Excerpts from a layout annotation set
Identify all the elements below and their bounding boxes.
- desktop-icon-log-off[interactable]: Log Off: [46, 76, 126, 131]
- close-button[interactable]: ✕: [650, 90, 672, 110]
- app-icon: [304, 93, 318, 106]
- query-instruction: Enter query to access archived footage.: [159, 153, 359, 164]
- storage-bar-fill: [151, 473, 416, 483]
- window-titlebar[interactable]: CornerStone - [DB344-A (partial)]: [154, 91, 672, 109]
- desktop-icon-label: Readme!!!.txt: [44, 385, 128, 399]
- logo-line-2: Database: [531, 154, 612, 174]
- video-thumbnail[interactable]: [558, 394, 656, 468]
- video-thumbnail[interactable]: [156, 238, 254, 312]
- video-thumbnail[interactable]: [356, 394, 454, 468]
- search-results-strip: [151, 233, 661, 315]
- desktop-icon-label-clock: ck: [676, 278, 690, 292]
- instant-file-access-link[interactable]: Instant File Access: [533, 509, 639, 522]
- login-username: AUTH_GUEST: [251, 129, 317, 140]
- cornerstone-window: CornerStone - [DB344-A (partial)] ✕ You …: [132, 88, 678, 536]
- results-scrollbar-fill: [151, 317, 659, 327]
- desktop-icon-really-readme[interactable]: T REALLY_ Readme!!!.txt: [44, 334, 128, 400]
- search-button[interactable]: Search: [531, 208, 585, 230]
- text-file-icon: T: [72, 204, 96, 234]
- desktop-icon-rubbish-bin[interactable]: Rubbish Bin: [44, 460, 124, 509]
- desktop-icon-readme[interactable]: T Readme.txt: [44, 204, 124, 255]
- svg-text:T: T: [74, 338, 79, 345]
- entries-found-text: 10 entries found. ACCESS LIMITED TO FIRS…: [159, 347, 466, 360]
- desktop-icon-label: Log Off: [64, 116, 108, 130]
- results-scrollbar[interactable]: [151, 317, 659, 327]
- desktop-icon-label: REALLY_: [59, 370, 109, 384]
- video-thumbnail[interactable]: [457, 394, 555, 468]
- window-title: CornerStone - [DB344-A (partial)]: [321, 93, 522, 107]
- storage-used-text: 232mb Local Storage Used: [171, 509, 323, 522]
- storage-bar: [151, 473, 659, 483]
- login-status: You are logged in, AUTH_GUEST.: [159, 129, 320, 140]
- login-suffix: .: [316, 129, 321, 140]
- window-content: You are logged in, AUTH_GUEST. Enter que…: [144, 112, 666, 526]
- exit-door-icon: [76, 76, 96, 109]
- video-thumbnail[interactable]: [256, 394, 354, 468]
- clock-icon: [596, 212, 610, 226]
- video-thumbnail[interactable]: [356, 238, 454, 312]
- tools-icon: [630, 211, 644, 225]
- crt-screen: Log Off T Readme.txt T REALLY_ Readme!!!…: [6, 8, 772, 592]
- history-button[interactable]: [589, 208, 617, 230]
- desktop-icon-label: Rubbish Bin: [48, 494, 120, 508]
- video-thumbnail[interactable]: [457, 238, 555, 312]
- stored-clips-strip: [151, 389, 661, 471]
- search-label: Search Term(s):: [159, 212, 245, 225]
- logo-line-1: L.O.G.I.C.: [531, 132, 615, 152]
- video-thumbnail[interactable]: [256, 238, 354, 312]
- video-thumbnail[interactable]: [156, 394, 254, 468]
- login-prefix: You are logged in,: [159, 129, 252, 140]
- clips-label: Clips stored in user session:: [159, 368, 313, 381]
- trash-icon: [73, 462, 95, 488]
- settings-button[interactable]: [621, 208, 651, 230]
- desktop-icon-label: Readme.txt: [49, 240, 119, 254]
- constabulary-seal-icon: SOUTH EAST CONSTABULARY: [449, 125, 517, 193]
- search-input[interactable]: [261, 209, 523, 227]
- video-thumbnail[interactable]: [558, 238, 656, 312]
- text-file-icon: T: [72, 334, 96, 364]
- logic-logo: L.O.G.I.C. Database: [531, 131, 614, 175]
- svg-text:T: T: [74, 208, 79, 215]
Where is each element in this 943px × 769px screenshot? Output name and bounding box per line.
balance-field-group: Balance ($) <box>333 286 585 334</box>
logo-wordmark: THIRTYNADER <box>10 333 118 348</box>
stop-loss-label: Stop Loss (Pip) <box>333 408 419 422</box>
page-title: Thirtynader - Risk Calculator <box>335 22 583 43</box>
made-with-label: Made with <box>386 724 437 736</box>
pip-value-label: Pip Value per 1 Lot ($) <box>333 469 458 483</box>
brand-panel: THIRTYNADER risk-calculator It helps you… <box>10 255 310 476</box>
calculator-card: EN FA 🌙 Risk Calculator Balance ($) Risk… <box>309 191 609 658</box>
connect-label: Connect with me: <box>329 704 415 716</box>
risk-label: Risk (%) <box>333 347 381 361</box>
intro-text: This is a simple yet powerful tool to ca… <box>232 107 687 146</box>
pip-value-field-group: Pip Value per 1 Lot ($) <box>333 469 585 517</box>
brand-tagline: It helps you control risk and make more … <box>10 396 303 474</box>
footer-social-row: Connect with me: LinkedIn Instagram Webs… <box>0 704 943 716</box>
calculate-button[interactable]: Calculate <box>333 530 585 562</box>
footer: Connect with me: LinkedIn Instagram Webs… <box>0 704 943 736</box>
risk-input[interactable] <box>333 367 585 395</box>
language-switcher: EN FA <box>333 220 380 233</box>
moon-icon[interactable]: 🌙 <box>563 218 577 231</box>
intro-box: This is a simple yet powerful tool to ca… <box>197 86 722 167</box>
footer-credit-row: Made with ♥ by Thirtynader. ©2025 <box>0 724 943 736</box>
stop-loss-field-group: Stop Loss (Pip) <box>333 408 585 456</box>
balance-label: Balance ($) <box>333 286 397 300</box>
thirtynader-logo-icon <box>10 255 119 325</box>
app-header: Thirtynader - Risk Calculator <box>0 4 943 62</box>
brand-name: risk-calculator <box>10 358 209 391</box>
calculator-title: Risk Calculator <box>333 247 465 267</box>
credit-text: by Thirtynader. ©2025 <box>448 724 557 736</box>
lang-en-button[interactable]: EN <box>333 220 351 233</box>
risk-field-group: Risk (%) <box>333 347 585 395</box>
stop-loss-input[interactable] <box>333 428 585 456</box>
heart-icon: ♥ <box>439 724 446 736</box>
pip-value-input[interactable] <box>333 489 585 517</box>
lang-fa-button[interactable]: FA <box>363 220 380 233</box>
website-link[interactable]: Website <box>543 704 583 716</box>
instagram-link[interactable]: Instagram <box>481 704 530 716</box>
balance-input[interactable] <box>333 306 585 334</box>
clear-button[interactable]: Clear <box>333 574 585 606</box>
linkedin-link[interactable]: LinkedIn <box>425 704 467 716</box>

▶ _DIRECTIVE_: Print all of the data above again line for line, leaving every character unchanged.

▶ _EXERCISE RESULT_:
Identify all the elements below and their bounding boxes.
- desktop-icon-log-off[interactable]: Log Off: [46, 76, 126, 131]
- close-button[interactable]: ✕: [650, 90, 672, 110]
- app-icon: [304, 93, 318, 106]
- query-instruction: Enter query to access archived footage.: [159, 153, 359, 164]
- storage-bar-fill: [151, 473, 416, 483]
- window-titlebar[interactable]: CornerStone - [DB344-A (partial)]: [154, 91, 672, 109]
- desktop-icon-label: Readme!!!.txt: [44, 385, 128, 399]
- logo-line-2: Database: [531, 154, 612, 174]
- video-thumbnail[interactable]: [558, 394, 656, 468]
- video-thumbnail[interactable]: [156, 238, 254, 312]
- video-thumbnail[interactable]: [356, 394, 454, 468]
- search-results-strip: [151, 233, 661, 315]
- desktop-icon-label-clock: ck: [676, 278, 690, 292]
- instant-file-access-link[interactable]: Instant File Access: [533, 509, 639, 522]
- login-username: AUTH_GUEST: [251, 129, 317, 140]
- cornerstone-window: CornerStone - [DB344-A (partial)] ✕ You …: [132, 88, 678, 536]
- results-scrollbar-fill: [151, 317, 659, 327]
- desktop-icon-really-readme[interactable]: T REALLY_ Readme!!!.txt: [44, 334, 128, 400]
- search-button[interactable]: Search: [531, 208, 585, 230]
- text-file-icon: T: [72, 204, 96, 234]
- desktop-icon-rubbish-bin[interactable]: Rubbish Bin: [44, 460, 124, 509]
- desktop-icon-readme[interactable]: T Readme.txt: [44, 204, 124, 255]
- svg-text:T: T: [74, 338, 79, 345]
- entries-found-text: 10 entries found. ACCESS LIMITED TO FIRS…: [159, 347, 466, 360]
- desktop-icon-label: Log Off: [64, 116, 108, 130]
- results-scrollbar[interactable]: [151, 317, 659, 327]
- desktop-icon-label: REALLY_: [59, 370, 109, 384]
- video-thumbnail[interactable]: [457, 394, 555, 468]
- window-title: CornerStone - [DB344-A (partial)]: [321, 93, 522, 107]
- storage-used-text: 232mb Local Storage Used: [171, 509, 323, 522]
- storage-bar: [151, 473, 659, 483]
- login-status: You are logged in, AUTH_GUEST.: [159, 129, 320, 140]
- login-suffix: .: [316, 129, 321, 140]
- window-content: You are logged in, AUTH_GUEST. Enter que…: [144, 112, 666, 526]
- exit-door-icon: [76, 76, 96, 109]
- video-thumbnail[interactable]: [256, 394, 354, 468]
- clock-icon: [596, 212, 610, 226]
- video-thumbnail[interactable]: [356, 238, 454, 312]
- tools-icon: [630, 211, 644, 225]
- crt-screen: Log Off T Readme.txt T REALLY_ Readme!!!…: [6, 8, 772, 592]
- history-button[interactable]: [589, 208, 617, 230]
- desktop-icon-label: Rubbish Bin: [48, 494, 120, 508]
- video-thumbnail[interactable]: [457, 238, 555, 312]
- stored-clips-strip: [151, 389, 661, 471]
- search-label: Search Term(s):: [159, 212, 245, 225]
- logo-line-1: L.O.G.I.C.: [531, 132, 615, 152]
- video-thumbnail[interactable]: [256, 238, 354, 312]
- video-thumbnail[interactable]: [156, 394, 254, 468]
- login-prefix: You are logged in,: [159, 129, 252, 140]
- clips-label: Clips stored in user session:: [159, 368, 313, 381]
- trash-icon: [73, 462, 95, 488]
- settings-button[interactable]: [621, 208, 651, 230]
- desktop-icon-label: Readme.txt: [49, 240, 119, 254]
- constabulary-seal-icon: SOUTH EAST CONSTABULARY: [449, 125, 517, 193]
- search-input[interactable]: [261, 209, 523, 227]
- video-thumbnail[interactable]: [558, 238, 656, 312]
- text-file-icon: T: [72, 334, 96, 364]
- logic-logo: L.O.G.I.C. Database: [531, 131, 614, 175]
- svg-text:T: T: [74, 208, 79, 215]
Where is each element in this 943px × 769px screenshot? Output name and bounding box per line.
balance-field-group: Balance ($) <box>333 286 585 334</box>
logo-wordmark: THIRTYNADER <box>10 333 118 348</box>
stop-loss-label: Stop Loss (Pip) <box>333 408 419 422</box>
page-title: Thirtynader - Risk Calculator <box>335 22 583 43</box>
made-with-label: Made with <box>386 724 437 736</box>
pip-value-label: Pip Value per 1 Lot ($) <box>333 469 458 483</box>
brand-panel: THIRTYNADER risk-calculator It helps you… <box>10 255 310 476</box>
calculator-card: EN FA 🌙 Risk Calculator Balance ($) Risk… <box>309 191 609 658</box>
connect-label: Connect with me: <box>329 704 415 716</box>
risk-label: Risk (%) <box>333 347 381 361</box>
intro-text: This is a simple yet powerful tool to ca… <box>232 107 687 146</box>
pip-value-field-group: Pip Value per 1 Lot ($) <box>333 469 585 517</box>
brand-tagline: It helps you control risk and make more … <box>10 396 303 474</box>
footer-social-row: Connect with me: LinkedIn Instagram Webs… <box>0 704 943 716</box>
calculate-button[interactable]: Calculate <box>333 530 585 562</box>
footer: Connect with me: LinkedIn Instagram Webs… <box>0 704 943 736</box>
risk-input[interactable] <box>333 367 585 395</box>
language-switcher: EN FA <box>333 220 380 233</box>
moon-icon[interactable]: 🌙 <box>563 218 577 231</box>
intro-box: This is a simple yet powerful tool to ca… <box>197 86 722 167</box>
footer-credit-row: Made with ♥ by Thirtynader. ©2025 <box>0 724 943 736</box>
stop-loss-field-group: Stop Loss (Pip) <box>333 408 585 456</box>
balance-label: Balance ($) <box>333 286 397 300</box>
thirtynader-logo-icon <box>10 255 119 325</box>
app-header: Thirtynader - Risk Calculator <box>0 4 943 62</box>
brand-name: risk-calculator <box>10 358 209 391</box>
calculator-title: Risk Calculator <box>333 247 465 267</box>
credit-text: by Thirtynader. ©2025 <box>448 724 557 736</box>
lang-en-button[interactable]: EN <box>333 220 351 233</box>
risk-field-group: Risk (%) <box>333 347 585 395</box>
stop-loss-input[interactable] <box>333 428 585 456</box>
heart-icon: ♥ <box>439 724 446 736</box>
pip-value-input[interactable] <box>333 489 585 517</box>
lang-fa-button[interactable]: FA <box>363 220 380 233</box>
website-link[interactable]: Website <box>543 704 583 716</box>
instagram-link[interactable]: Instagram <box>481 704 530 716</box>
balance-input[interactable] <box>333 306 585 334</box>
clear-button[interactable]: Clear <box>333 574 585 606</box>
linkedin-link[interactable]: LinkedIn <box>425 704 467 716</box>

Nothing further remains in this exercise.